(Dataset excerpt)

▬▬▬▬▬▬

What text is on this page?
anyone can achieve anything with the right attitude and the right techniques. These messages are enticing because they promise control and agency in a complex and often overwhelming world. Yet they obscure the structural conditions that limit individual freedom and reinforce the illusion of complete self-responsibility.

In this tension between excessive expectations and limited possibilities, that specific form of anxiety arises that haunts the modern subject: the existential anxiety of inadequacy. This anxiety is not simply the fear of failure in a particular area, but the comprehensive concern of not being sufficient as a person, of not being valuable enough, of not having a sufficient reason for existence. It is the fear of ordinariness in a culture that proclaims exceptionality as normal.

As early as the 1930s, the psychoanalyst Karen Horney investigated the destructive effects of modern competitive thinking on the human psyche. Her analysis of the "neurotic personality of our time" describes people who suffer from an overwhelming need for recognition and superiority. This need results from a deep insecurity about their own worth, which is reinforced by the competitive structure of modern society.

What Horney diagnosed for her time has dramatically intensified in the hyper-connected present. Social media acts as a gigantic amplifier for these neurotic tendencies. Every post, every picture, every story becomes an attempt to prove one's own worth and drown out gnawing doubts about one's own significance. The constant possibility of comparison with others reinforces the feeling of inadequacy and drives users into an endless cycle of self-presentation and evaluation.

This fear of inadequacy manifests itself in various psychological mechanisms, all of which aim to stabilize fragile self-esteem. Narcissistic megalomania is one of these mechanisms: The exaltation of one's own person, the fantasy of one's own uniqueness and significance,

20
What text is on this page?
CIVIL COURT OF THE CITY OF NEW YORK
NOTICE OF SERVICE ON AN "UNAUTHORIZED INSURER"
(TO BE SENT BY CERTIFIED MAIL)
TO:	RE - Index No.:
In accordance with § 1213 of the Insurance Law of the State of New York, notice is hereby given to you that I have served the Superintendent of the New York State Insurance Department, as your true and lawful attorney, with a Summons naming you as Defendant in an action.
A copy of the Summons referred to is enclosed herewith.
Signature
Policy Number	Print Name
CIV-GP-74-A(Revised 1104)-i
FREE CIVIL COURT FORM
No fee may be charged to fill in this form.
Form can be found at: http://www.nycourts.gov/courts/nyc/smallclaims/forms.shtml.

▬▬▬▬▬▬

Work to be completed → Write out all of the records once more, exactly.

Solution for this problem →
What text is on this page?
anyone can achieve anything with the right attitude and the right techniques. These messages are enticing because they promise control and agency in a complex and often overwhelming world. Yet they obscure the structural conditions that limit individual freedom and reinforce the illusion of complete self-responsibility.

In this tension between excessive expectations and limited possibilities, that specific form of anxiety arises that haunts the modern subject: the existential anxiety of inadequacy. This anxiety is not simply the fear of failure in a particular area, but the comprehensive concern of not being sufficient as a person, of not being valuable enough, of not having a sufficient reason for existence. It is the fear of ordinariness in a culture that proclaims exceptionality as normal.

As early as the 1930s, the psychoanalyst Karen Horney investigated the destructive effects of modern competitive thinking on the human psyche. Her analysis of the "neurotic personality of our time" describes people who suffer from an overwhelming need for recognition and superiority. This need results from a deep insecurity about their own worth, which is reinforced by the competitive structure of modern society.

What Horney diagnosed for her time has dramatically intensified in the hyper-connected present. Social media acts as a gigantic amplifier for these neurotic tendencies. Every post, every picture, every story becomes an attempt to prove one's own worth and drown out gnawing doubts about one's own significance. The constant possibility of comparison with others reinforces the feeling of inadequacy and drives users into an endless cycle of self-presentation and evaluation.

This fear of inadequacy manifests itself in various psychological mechanisms, all of which aim to stabilize fragile self-esteem. Narcissistic megalomania is one of these mechanisms: The exaltation of one's own person, the fantasy of one's own uniqueness and significance,

20
What text is on this page?
CIVIL COURT OF THE CITY OF NEW YORK
NOTICE OF SERVICE ON AN "UNAUTHORIZED INSURER"
(TO BE SENT BY CERTIFIED MAIL)
TO:	RE - Index No.:
In accordance with § 1213 of the Insurance Law of the State of New York, notice is hereby given to you that I have served the Superintendent of the New York State Insurance Department, as your true and lawful attorney, with a Summons naming you as Defendant in an action.
A copy of the Summons referred to is enclosed herewith.
Signature
Policy Number	Print Name
CIV-GP-74-A(Revised 1104)-i
FREE CIVIL COURT FORM
No fee may be charged to fill in this form.
Form can be found at: http://www.nycourts.gov/courts/nyc/smallclaims/forms.shtml.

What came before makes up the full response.